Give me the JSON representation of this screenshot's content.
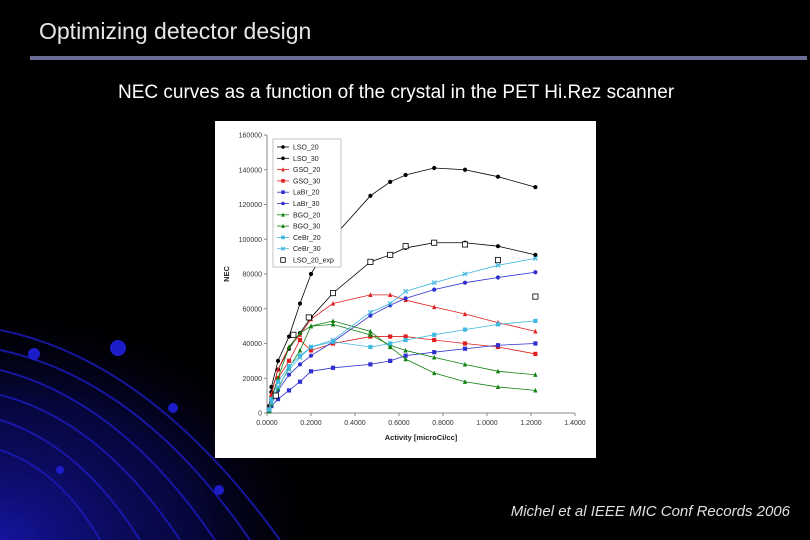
{
  "slide": {
    "title": "Optimizing detector design",
    "subtitle": "NEC curves as a function of the crystal in the PET Hi.Rez scanner",
    "citation": "Michel et al IEEE MIC Conf Records 2006",
    "colors": {
      "background": "#000000",
      "rule": "#6a6f96",
      "decor": "#1a1aa8"
    }
  },
  "chart_data": {
    "type": "line",
    "xlabel": "Activity [microCi/cc]",
    "ylabel": "NEC",
    "xlim": [
      0,
      1.4
    ],
    "ylim": [
      0,
      160000
    ],
    "xticks": [
      "0.0000",
      "0.2000",
      "0.4000",
      "0.6000",
      "0.8000",
      "1.0000",
      "1.2000",
      "1.4000"
    ],
    "yticks": [
      "0",
      "20000",
      "40000",
      "60000",
      "80000",
      "100000",
      "120000",
      "140000",
      "160000"
    ],
    "grid": false,
    "legend": "top-left",
    "series": [
      {
        "name": "LSO_20",
        "color": "#000000",
        "marker": "circle",
        "x": [
          0.01,
          0.02,
          0.05,
          0.1,
          0.15,
          0.2,
          0.3,
          0.47,
          0.56,
          0.63,
          0.76,
          0.9,
          1.05,
          1.22
        ],
        "y": [
          4000,
          15000,
          30000,
          44000,
          63000,
          80000,
          101000,
          125000,
          133000,
          137000,
          141000,
          140000,
          136000,
          130000
        ]
      },
      {
        "name": "LSO_30",
        "color": "#000000",
        "marker": "circle",
        "x": [
          0.01,
          0.02,
          0.05,
          0.1,
          0.15,
          0.2,
          0.3,
          0.47,
          0.56,
          0.63,
          0.76,
          0.9,
          1.05,
          1.22
        ],
        "y": [
          3000,
          12000,
          25000,
          37000,
          46000,
          55000,
          69000,
          87000,
          91000,
          95000,
          98000,
          98000,
          96000,
          91000
        ]
      },
      {
        "name": "GSO_20",
        "color": "#e02020",
        "marker": "triangle",
        "x": [
          0.01,
          0.02,
          0.05,
          0.1,
          0.15,
          0.2,
          0.3,
          0.47,
          0.56,
          0.63,
          0.76,
          0.9,
          1.05,
          1.22
        ],
        "y": [
          3000,
          11000,
          25000,
          38000,
          45000,
          54000,
          63000,
          68000,
          68000,
          65000,
          61000,
          57000,
          52000,
          47000
        ]
      },
      {
        "name": "GSO_30",
        "color": "#e02020",
        "marker": "square",
        "x": [
          0.01,
          0.02,
          0.05,
          0.1,
          0.15,
          0.2,
          0.3,
          0.47,
          0.56,
          0.63,
          0.76,
          0.9,
          1.05,
          1.22
        ],
        "y": [
          2000,
          9000,
          20000,
          30000,
          42000,
          36000,
          40000,
          44000,
          44000,
          44000,
          42000,
          40000,
          38000,
          34000
        ]
      },
      {
        "name": "LaBr_20",
        "color": "#3030d0",
        "marker": "square",
        "x": [
          0.01,
          0.02,
          0.05,
          0.1,
          0.15,
          0.2,
          0.3,
          0.47,
          0.56,
          0.63,
          0.76,
          0.9,
          1.05,
          1.22
        ],
        "y": [
          1000,
          4000,
          8000,
          13000,
          18000,
          24000,
          26000,
          28000,
          30000,
          33000,
          35000,
          37000,
          39000,
          40000
        ]
      },
      {
        "name": "LaBr_30",
        "color": "#3030d0",
        "marker": "circle",
        "x": [
          0.01,
          0.02,
          0.05,
          0.1,
          0.15,
          0.2,
          0.3,
          0.47,
          0.56,
          0.63,
          0.76,
          0.9,
          1.05,
          1.22
        ],
        "y": [
          2000,
          5000,
          13000,
          22000,
          28000,
          33000,
          41000,
          56000,
          62000,
          66000,
          71000,
          75000,
          78000,
          81000
        ]
      },
      {
        "name": "BGO_20",
        "color": "#108010",
        "marker": "triangle",
        "x": [
          0.01,
          0.02,
          0.05,
          0.1,
          0.15,
          0.2,
          0.3,
          0.47,
          0.56,
          0.63,
          0.76,
          0.9,
          1.05,
          1.22
        ],
        "y": [
          2000,
          8000,
          20000,
          38000,
          46000,
          50000,
          51000,
          45000,
          39000,
          36000,
          32000,
          28000,
          24000,
          22000
        ]
      },
      {
        "name": "BGO_30",
        "color": "#108010",
        "marker": "triangle",
        "x": [
          0.01,
          0.02,
          0.05,
          0.1,
          0.15,
          0.2,
          0.3,
          0.47,
          0.56,
          0.63,
          0.76,
          0.9,
          1.05,
          1.22
        ],
        "y": [
          1000,
          5000,
          14000,
          26000,
          36000,
          50000,
          53000,
          47000,
          38000,
          31000,
          23000,
          18000,
          15000,
          13000
        ]
      },
      {
        "name": "CeBr_20",
        "color": "#40b8e0",
        "marker": "square",
        "x": [
          0.01,
          0.02,
          0.05,
          0.1,
          0.15,
          0.2,
          0.3,
          0.47,
          0.56,
          0.63,
          0.76,
          0.9,
          1.05,
          1.22
        ],
        "y": [
          2000,
          8000,
          18000,
          27000,
          33000,
          38000,
          41000,
          38000,
          40000,
          42000,
          45000,
          48000,
          51000,
          53000
        ]
      },
      {
        "name": "CeBr_30",
        "color": "#40b8e0",
        "marker": "x",
        "x": [
          0.01,
          0.02,
          0.05,
          0.1,
          0.15,
          0.2,
          0.3,
          0.47,
          0.56,
          0.63,
          0.76,
          0.9,
          1.05,
          1.22
        ],
        "y": [
          2000,
          6000,
          15000,
          25000,
          32000,
          38000,
          42000,
          58000,
          63000,
          70000,
          75000,
          80000,
          85000,
          89000
        ]
      },
      {
        "name": "LSO_20_exp",
        "color": "#000000",
        "marker": "open-square",
        "line": false,
        "x": [
          0.04,
          0.12,
          0.19,
          0.3,
          0.47,
          0.56,
          0.63,
          0.76,
          0.9,
          1.05,
          1.22
        ],
        "y": [
          10000,
          45000,
          55000,
          69000,
          87000,
          91000,
          96000,
          98000,
          97000,
          88000,
          67000
        ]
      }
    ]
  }
}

** DO THIS **
Return the material word for word. Pictures are not part of the copy.

** THE RESPONSE **
Give me the JSON representation of this screenshot's content.
{
  "slide": {
    "title": "Optimizing detector design",
    "subtitle": "NEC curves as a function of the crystal in the PET Hi.Rez scanner",
    "citation": "Michel et al IEEE MIC Conf Records 2006",
    "colors": {
      "background": "#000000",
      "rule": "#6a6f96",
      "decor": "#1a1aa8"
    }
  },
  "chart_data": {
    "type": "line",
    "xlabel": "Activity [microCi/cc]",
    "ylabel": "NEC",
    "xlim": [
      0,
      1.4
    ],
    "ylim": [
      0,
      160000
    ],
    "xticks": [
      "0.0000",
      "0.2000",
      "0.4000",
      "0.6000",
      "0.8000",
      "1.0000",
      "1.2000",
      "1.4000"
    ],
    "yticks": [
      "0",
      "20000",
      "40000",
      "60000",
      "80000",
      "100000",
      "120000",
      "140000",
      "160000"
    ],
    "grid": false,
    "legend": "top-left",
    "series": [
      {
        "name": "LSO_20",
        "color": "#000000",
        "marker": "circle",
        "x": [
          0.01,
          0.02,
          0.05,
          0.1,
          0.15,
          0.2,
          0.3,
          0.47,
          0.56,
          0.63,
          0.76,
          0.9,
          1.05,
          1.22
        ],
        "y": [
          4000,
          15000,
          30000,
          44000,
          63000,
          80000,
          101000,
          125000,
          133000,
          137000,
          141000,
          140000,
          136000,
          130000
        ]
      },
      {
        "name": "LSO_30",
        "color": "#000000",
        "marker": "circle",
        "x": [
          0.01,
          0.02,
          0.05,
          0.1,
          0.15,
          0.2,
          0.3,
          0.47,
          0.56,
          0.63,
          0.76,
          0.9,
          1.05,
          1.22
        ],
        "y": [
          3000,
          12000,
          25000,
          37000,
          46000,
          55000,
          69000,
          87000,
          91000,
          95000,
          98000,
          98000,
          96000,
          91000
        ]
      },
      {
        "name": "GSO_20",
        "color": "#e02020",
        "marker": "triangle",
        "x": [
          0.01,
          0.02,
          0.05,
          0.1,
          0.15,
          0.2,
          0.3,
          0.47,
          0.56,
          0.63,
          0.76,
          0.9,
          1.05,
          1.22
        ],
        "y": [
          3000,
          11000,
          25000,
          38000,
          45000,
          54000,
          63000,
          68000,
          68000,
          65000,
          61000,
          57000,
          52000,
          47000
        ]
      },
      {
        "name": "GSO_30",
        "color": "#e02020",
        "marker": "square",
        "x": [
          0.01,
          0.02,
          0.05,
          0.1,
          0.15,
          0.2,
          0.3,
          0.47,
          0.56,
          0.63,
          0.76,
          0.9,
          1.05,
          1.22
        ],
        "y": [
          2000,
          9000,
          20000,
          30000,
          42000,
          36000,
          40000,
          44000,
          44000,
          44000,
          42000,
          40000,
          38000,
          34000
        ]
      },
      {
        "name": "LaBr_20",
        "color": "#3030d0",
        "marker": "square",
        "x": [
          0.01,
          0.02,
          0.05,
          0.1,
          0.15,
          0.2,
          0.3,
          0.47,
          0.56,
          0.63,
          0.76,
          0.9,
          1.05,
          1.22
        ],
        "y": [
          1000,
          4000,
          8000,
          13000,
          18000,
          24000,
          26000,
          28000,
          30000,
          33000,
          35000,
          37000,
          39000,
          40000
        ]
      },
      {
        "name": "LaBr_30",
        "color": "#3030d0",
        "marker": "circle",
        "x": [
          0.01,
          0.02,
          0.05,
          0.1,
          0.15,
          0.2,
          0.3,
          0.47,
          0.56,
          0.63,
          0.76,
          0.9,
          1.05,
          1.22
        ],
        "y": [
          2000,
          5000,
          13000,
          22000,
          28000,
          33000,
          41000,
          56000,
          62000,
          66000,
          71000,
          75000,
          78000,
          81000
        ]
      },
      {
        "name": "BGO_20",
        "color": "#108010",
        "marker": "triangle",
        "x": [
          0.01,
          0.02,
          0.05,
          0.1,
          0.15,
          0.2,
          0.3,
          0.47,
          0.56,
          0.63,
          0.76,
          0.9,
          1.05,
          1.22
        ],
        "y": [
          2000,
          8000,
          20000,
          38000,
          46000,
          50000,
          51000,
          45000,
          39000,
          36000,
          32000,
          28000,
          24000,
          22000
        ]
      },
      {
        "name": "BGO_30",
        "color": "#108010",
        "marker": "triangle",
        "x": [
          0.01,
          0.02,
          0.05,
          0.1,
          0.15,
          0.2,
          0.3,
          0.47,
          0.56,
          0.63,
          0.76,
          0.9,
          1.05,
          1.22
        ],
        "y": [
          1000,
          5000,
          14000,
          26000,
          36000,
          50000,
          53000,
          47000,
          38000,
          31000,
          23000,
          18000,
          15000,
          13000
        ]
      },
      {
        "name": "CeBr_20",
        "color": "#40b8e0",
        "marker": "square",
        "x": [
          0.01,
          0.02,
          0.05,
          0.1,
          0.15,
          0.2,
          0.3,
          0.47,
          0.56,
          0.63,
          0.76,
          0.9,
          1.05,
          1.22
        ],
        "y": [
          2000,
          8000,
          18000,
          27000,
          33000,
          38000,
          41000,
          38000,
          40000,
          42000,
          45000,
          48000,
          51000,
          53000
        ]
      },
      {
        "name": "CeBr_30",
        "color": "#40b8e0",
        "marker": "x",
        "x": [
          0.01,
          0.02,
          0.05,
          0.1,
          0.15,
          0.2,
          0.3,
          0.47,
          0.56,
          0.63,
          0.76,
          0.9,
          1.05,
          1.22
        ],
        "y": [
          2000,
          6000,
          15000,
          25000,
          32000,
          38000,
          42000,
          58000,
          63000,
          70000,
          75000,
          80000,
          85000,
          89000
        ]
      },
      {
        "name": "LSO_20_exp",
        "color": "#000000",
        "marker": "open-square",
        "line": false,
        "x": [
          0.04,
          0.12,
          0.19,
          0.3,
          0.47,
          0.56,
          0.63,
          0.76,
          0.9,
          1.05,
          1.22
        ],
        "y": [
          10000,
          45000,
          55000,
          69000,
          87000,
          91000,
          96000,
          98000,
          97000,
          88000,
          67000
        ]
      }
    ]
  }
}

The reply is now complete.